# [SOLVED] In need of emachine T3092 Ethernet Drivers



## C_A_D (Jan 29, 2009)

The smart one who i got this computer from deleted all the emachine stock Drivers when he wiped out the computer. And doesn't have the disk.

Already tryed the ones on the emachine website but the one I need is for the ethernet card for a Emachine T3092. I have looked every where online I know its out there some where.

Please let me know if you have it... its driving me nuts looking for it!


----------



## bonyolddoc (Oct 18, 2008)

*Re: In need of emachine T3092 Ethernet Drivers*

Have you gone to the NVidia website and installed the latest Nforce2 chipset drivers? I think it includes the driver you need.


----------



## BCCOMP (Jul 9, 2007)

*Re: In need of emachine T3092 Ethernet Drivers*

Hi,
Bonyolddoc is correct the chipset driver contains the network driver.
This is assuming the computer has the orignal motherboard with the on-board network card. The E-machine website contains the chipset driver:
http://www.emachines.com/support/product_support.html?cat=Desktops&subcat=T Series&model=T3092

If the chipset driver does not correct your issue then go to the Device Manager
Right click on the error (Network)>Properties>Details Tab
Post the DEV/VEN numbers you find under Device Instance ID.

**Dataset**:

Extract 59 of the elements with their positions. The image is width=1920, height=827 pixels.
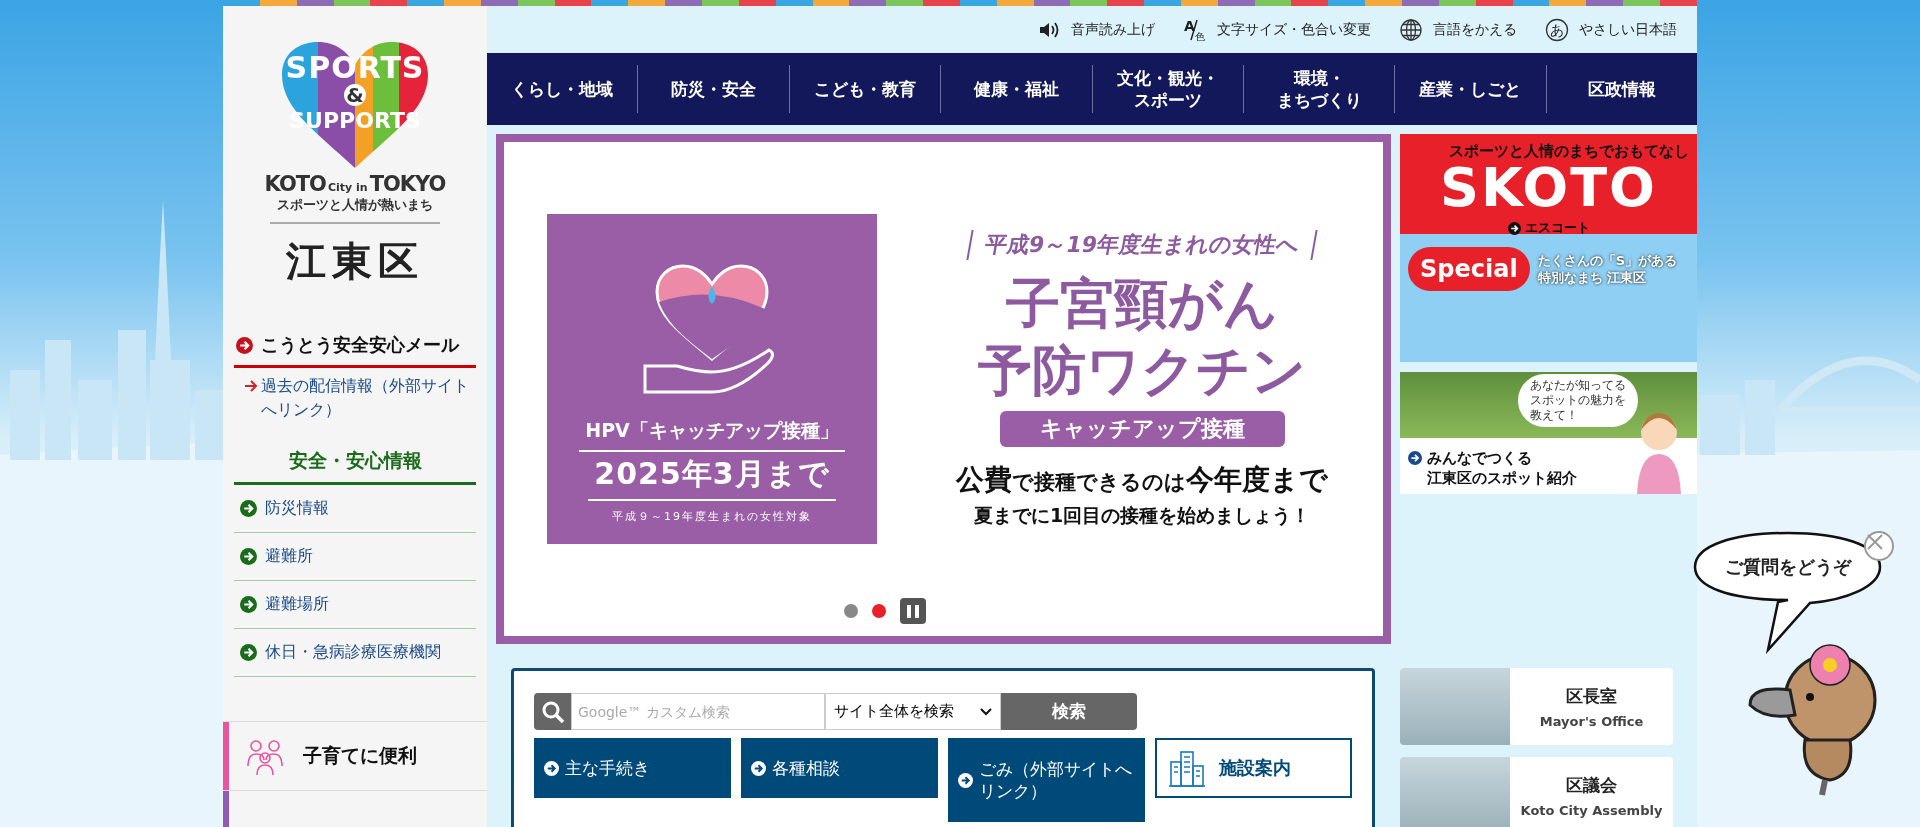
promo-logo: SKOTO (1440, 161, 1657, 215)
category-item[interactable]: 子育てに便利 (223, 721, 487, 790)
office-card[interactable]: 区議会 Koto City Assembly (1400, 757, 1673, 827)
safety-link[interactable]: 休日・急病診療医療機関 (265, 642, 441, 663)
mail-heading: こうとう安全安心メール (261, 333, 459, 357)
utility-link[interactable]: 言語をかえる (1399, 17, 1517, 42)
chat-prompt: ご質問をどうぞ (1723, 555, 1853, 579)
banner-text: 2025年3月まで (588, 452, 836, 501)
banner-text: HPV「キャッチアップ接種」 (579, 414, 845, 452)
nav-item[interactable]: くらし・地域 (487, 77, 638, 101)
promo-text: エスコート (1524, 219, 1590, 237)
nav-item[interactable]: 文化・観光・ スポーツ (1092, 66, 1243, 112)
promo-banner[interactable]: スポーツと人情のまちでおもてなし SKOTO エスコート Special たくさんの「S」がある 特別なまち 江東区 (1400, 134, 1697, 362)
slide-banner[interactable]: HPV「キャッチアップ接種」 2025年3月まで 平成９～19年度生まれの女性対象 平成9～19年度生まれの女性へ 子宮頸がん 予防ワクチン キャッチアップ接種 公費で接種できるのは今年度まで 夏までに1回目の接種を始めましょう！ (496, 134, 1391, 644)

**Exercises**:
- a) In the forum thread, turn the paragraph that begins "If the chipset driver does not correct your issue" into a short list of steps that keeps its main facts.
- b) Please retype the forum thread word for word from "## bonyolddoc (Oct" up to and including "driver you need.".

**Response list**:
- a)
- If the chipset driver doesn't fix the issue, open Device Manager.
- Right-click the Network error and go to Properties, then the Details tab.
- Post the DEV/VEN numbers listed under Device Instance ID.

- b)
## bonyolddoc (Oct 18, 2008)

*Re: In need of emachine T3092 Ethernet Drivers*

Have you gone to the NVidia website and installed the latest Nforce2 chipset drivers? I think it includes the driver you need.